Prolongue o texto sobre o julgamento dos oito arguidos no Tribunal de Setúbal, começando logo a seguir à última frase.

_Texto extraído_
··········

Os oito arguidos, acusados de abusos sexuais de pelo menos 10 crianças entre os cinco e os 14 anos no anexo de uma grande vivenda em Brejos do Assa, aldeia de Palmela, respondem no Tribunal de Setúbal: a mãe de dois filhos e mulher do principal arguido que abusou de um deles e de mais crianças; um amigo, divorciado e pai de um rapaz, na altura com cinco anos, também ele abusado; e outros três homens e duas mulheres, que terão entrado no circuito através de contactos na Internet e que, na residência do principal arguido, terão abusado das crianças a troco de contrapartidas. Os cinco homens estão em prisão preventiva.

··········

_Lista do material_
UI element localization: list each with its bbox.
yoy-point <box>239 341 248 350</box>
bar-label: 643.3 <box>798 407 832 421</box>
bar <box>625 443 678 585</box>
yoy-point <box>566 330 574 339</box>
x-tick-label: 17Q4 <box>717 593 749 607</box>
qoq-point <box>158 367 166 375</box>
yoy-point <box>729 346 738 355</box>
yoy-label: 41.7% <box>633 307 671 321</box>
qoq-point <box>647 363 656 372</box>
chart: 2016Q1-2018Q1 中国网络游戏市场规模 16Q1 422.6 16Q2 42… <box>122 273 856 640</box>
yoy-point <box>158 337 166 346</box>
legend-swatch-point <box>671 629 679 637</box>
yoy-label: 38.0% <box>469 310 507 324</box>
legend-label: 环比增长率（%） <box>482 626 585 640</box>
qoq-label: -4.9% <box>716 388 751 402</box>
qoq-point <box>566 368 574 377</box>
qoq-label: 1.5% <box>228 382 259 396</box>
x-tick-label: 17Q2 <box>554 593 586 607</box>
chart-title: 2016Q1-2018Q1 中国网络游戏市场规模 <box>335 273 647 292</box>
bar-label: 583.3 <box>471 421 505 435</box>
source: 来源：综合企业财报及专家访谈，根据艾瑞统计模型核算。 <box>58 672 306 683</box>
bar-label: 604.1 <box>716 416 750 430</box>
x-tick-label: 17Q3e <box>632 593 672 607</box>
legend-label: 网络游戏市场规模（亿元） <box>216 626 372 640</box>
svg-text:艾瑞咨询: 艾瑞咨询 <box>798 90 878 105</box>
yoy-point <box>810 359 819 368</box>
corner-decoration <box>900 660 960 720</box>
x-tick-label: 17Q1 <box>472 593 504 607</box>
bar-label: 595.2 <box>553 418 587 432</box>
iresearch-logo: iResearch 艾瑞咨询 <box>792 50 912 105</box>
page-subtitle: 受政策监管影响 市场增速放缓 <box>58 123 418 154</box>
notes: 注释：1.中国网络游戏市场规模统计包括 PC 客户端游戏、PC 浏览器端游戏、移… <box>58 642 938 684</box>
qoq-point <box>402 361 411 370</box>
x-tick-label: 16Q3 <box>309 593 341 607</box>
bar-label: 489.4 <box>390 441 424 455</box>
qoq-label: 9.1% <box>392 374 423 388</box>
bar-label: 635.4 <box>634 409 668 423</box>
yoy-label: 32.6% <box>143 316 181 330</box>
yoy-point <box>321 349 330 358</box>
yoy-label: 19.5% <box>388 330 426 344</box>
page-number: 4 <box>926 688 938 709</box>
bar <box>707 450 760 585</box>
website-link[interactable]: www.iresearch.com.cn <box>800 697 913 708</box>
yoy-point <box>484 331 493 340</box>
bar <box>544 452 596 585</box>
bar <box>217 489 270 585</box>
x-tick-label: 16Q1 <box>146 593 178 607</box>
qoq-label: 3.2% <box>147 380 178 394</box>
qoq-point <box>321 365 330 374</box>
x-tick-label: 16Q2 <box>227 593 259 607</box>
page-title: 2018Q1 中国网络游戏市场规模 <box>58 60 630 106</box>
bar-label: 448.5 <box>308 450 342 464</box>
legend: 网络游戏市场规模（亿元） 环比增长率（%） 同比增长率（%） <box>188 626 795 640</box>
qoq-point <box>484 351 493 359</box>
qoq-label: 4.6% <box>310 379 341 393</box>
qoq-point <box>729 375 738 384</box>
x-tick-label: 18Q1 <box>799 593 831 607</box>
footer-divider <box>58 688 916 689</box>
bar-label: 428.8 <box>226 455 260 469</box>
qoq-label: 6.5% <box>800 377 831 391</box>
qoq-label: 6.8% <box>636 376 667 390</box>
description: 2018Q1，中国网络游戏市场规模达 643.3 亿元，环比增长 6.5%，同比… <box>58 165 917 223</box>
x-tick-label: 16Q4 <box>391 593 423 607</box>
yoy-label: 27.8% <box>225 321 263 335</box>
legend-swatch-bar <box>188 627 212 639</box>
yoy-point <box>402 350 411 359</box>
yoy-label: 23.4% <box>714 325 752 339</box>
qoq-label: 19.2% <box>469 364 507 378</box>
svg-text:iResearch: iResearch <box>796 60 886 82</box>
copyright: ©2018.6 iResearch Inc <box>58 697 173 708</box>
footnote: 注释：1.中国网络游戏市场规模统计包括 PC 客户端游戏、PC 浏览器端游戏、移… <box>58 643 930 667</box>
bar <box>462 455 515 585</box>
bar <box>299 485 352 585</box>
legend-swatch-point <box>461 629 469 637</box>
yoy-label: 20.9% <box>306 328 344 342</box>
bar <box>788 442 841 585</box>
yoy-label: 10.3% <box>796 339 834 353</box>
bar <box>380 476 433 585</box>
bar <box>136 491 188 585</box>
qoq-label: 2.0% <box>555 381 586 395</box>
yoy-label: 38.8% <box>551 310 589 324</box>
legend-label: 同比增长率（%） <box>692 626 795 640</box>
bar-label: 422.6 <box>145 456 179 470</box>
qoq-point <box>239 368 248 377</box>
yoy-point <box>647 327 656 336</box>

··········

_Resultado do exercício_
O principal arguido, que tinha 34 anos quando foi deduzida a acusação, responde por dezenas de crimes de abuso sexual de crianças, crimes de violação agravada, actos sexuais com adolescentes, crimes de pornografia de menores agravados, seis crimes de lenocínio agravado e um crime de usurpação de funções. Terá atraído as crianças a sua casa, apresentando-se primeiro como treinador de futebol, depois como psicólogo e organizador de actividades de tempos livres. Depois, quando já os conhecia, dizia ser “mestre” da seita “Verdade Celestial”.

O Ministério Público afirma que este homem invocava um mundo irreal, dizia-se detentor de poderes “purificadores” – através dos contactos que forçava os rapazes a ter sob a ameaça de que se recusassem ou contassem a alguém o que tinham feito seriam por ele, suposto líder da seita, amaldiçoados.

De acordo com a Lusa, que cita fonte judicial, este principal arguido remeteu-se ao silêncio naquele que foi primeiro dia de julgamento. Já dois outros prestaram declarações, refere ainda a Lusa.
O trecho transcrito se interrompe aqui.